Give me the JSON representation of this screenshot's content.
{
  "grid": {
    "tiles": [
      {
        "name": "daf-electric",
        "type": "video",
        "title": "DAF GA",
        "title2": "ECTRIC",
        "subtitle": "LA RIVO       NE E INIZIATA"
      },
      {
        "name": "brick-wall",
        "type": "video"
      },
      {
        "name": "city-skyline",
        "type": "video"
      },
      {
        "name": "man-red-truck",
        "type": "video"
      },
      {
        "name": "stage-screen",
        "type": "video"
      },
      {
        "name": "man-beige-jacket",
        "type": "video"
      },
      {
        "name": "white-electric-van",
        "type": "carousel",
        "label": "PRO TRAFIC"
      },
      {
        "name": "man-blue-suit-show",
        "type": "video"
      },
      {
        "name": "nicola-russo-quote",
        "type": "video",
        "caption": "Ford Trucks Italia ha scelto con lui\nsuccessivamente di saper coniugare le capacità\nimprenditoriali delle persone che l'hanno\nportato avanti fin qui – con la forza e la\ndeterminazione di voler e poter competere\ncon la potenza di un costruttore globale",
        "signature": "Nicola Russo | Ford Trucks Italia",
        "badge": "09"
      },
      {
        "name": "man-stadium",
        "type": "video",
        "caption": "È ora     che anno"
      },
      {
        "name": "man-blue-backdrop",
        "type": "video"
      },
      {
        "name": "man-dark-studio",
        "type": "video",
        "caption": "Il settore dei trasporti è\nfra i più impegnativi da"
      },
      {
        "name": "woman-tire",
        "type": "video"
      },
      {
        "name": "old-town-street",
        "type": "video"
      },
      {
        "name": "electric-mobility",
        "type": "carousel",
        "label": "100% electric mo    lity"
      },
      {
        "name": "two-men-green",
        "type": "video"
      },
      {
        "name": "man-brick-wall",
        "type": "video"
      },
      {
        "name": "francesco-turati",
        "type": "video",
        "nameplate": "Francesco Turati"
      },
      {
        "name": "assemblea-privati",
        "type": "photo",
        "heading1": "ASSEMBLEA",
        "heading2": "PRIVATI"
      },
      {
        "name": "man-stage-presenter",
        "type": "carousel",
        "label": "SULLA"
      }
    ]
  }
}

_YOUR INSTRUCTIONS_: Copy all lines from the data that hold the word "stage".

_THE ANSWER_:
        "name": "stage-screen",
        "name": "man-stage-presenter",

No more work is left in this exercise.